## Start Extracted records

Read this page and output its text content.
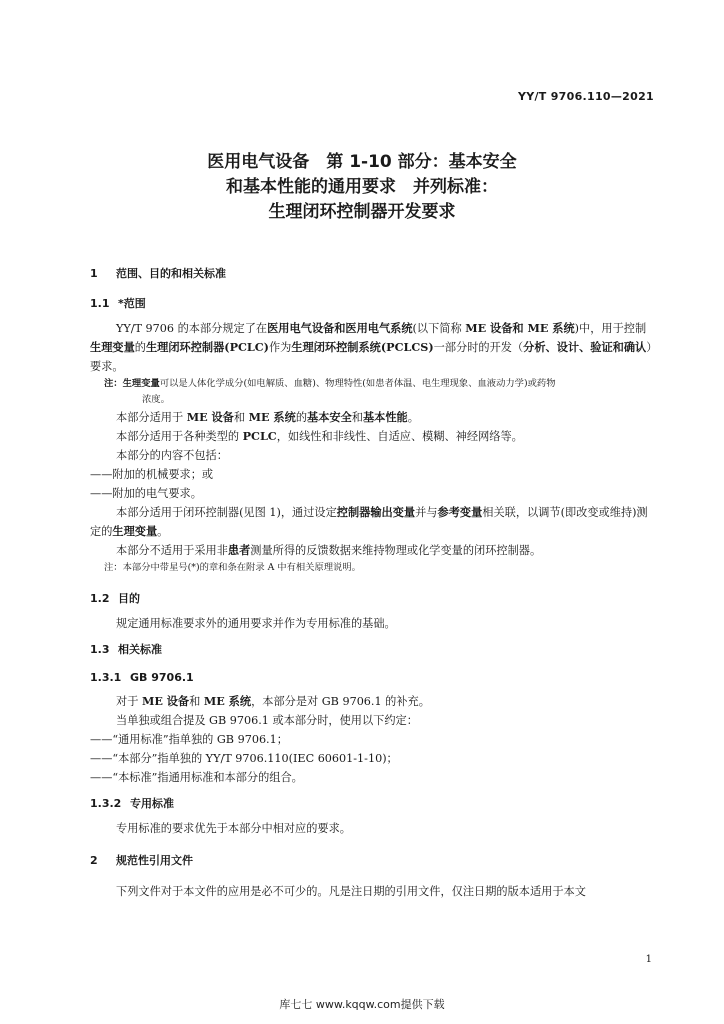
YY/T 9706.110—2021
医用电气设备　第 1-10 部分：基本安全
和基本性能的通用要求　并列标准：
生理闭环控制器开发要求
1 范围、目的和相关标准
1.1 *范围

YY/T 9706 的本部分规定了在医用电气设备和医用电气系统(以下简称 ME 设备和 ME 系统)中，用于控制生理变量的生理闭环控制器(PCLC)作为生理闭环控制系统(PCLCS)一部分时的开发（分析、设计、验证和确认）要求。

注：生理变量可以是人体化学成分(如电解质、血糖)、物理特性(如患者体温、电生理现象、血液动力学)或药物
浓度。

本部分适用于 ME 设备和 ME 系统的基本安全和基本性能。

本部分适用于各种类型的 PCLC，如线性和非线性、自适应、模糊、神经网络等。

本部分的内容不包括：

——附加的机械要求；或

——附加的电气要求。

本部分适用于闭环控制器(见图 1)，通过设定控制器输出变量并与参考变量相关联，以调节(即改变或维持)测定的生理变量。

本部分不适用于采用非患者测量所得的反馈数据来维持物理或化学变量的闭环控制器。

注：本部分中带星号(*)的章和条在附录 A 中有相关原理说明。
1.2 目的

规定通用标准要求外的通用要求并作为专用标准的基础。

1.3 相关标准
1.3.1 GB 9706.1

对于 ME 设备和 ME 系统，本部分是对 GB 9706.1 的补充。

当单独或组合提及 GB 9706.1 或本部分时，使用以下约定：

——“通用标准”指单独的 GB 9706.1；

——“本部分”指单独的 YY/T 9706.110(IEC 60601-1-10)；

——“本标准”指通用标准和本部分的组合。

1.3.2 专用标准

专用标准的要求优先于本部分中相对应的要求。

2 规范性引用文件

下列文件对于本文件的应用是必不可少的。凡是注日期的引用文件，仅注日期的版本适用于本文

1
库七七 www.kqqw.com提供下载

## End Extracted records

### Exercise brief:
Skip the images and write out the rest of the listing exactly.

### Task answer:
Read this page and output its text content.
YY/T 9706.110—2021
医用电气设备　第 1-10 部分：基本安全
和基本性能的通用要求　并列标准：
生理闭环控制器开发要求
1 范围、目的和相关标准
1.1 *范围

YY/T 9706 的本部分规定了在医用电气设备和医用电气系统(以下简称 ME 设备和 ME 系统)中，用于控制生理变量的生理闭环控制器(PCLC)作为生理闭环控制系统(PCLCS)一部分时的开发（分析、设计、验证和确认）要求。

注：生理变量可以是人体化学成分(如电解质、血糖)、物理特性(如患者体温、电生理现象、血液动力学)或药物
浓度。

本部分适用于 ME 设备和 ME 系统的基本安全和基本性能。

本部分适用于各种类型的 PCLC，如线性和非线性、自适应、模糊、神经网络等。

本部分的内容不包括：

——附加的机械要求；或

——附加的电气要求。

本部分适用于闭环控制器(见图 1)，通过设定控制器输出变量并与参考变量相关联，以调节(即改变或维持)测定的生理变量。

本部分不适用于采用非患者测量所得的反馈数据来维持物理或化学变量的闭环控制器。

注：本部分中带星号(*)的章和条在附录 A 中有相关原理说明。
1.2 目的

规定通用标准要求外的通用要求并作为专用标准的基础。

1.3 相关标准
1.3.1 GB 9706.1

对于 ME 设备和 ME 系统，本部分是对 GB 9706.1 的补充。

当单独或组合提及 GB 9706.1 或本部分时，使用以下约定：

——“通用标准”指单独的 GB 9706.1；

——“本部分”指单独的 YY/T 9706.110(IEC 60601-1-10)；

——“本标准”指通用标准和本部分的组合。

1.3.2 专用标准

专用标准的要求优先于本部分中相对应的要求。

2 规范性引用文件

下列文件对于本文件的应用是必不可少的。凡是注日期的引用文件，仅注日期的版本适用于本文

1
库七七 www.kqqw.com提供下载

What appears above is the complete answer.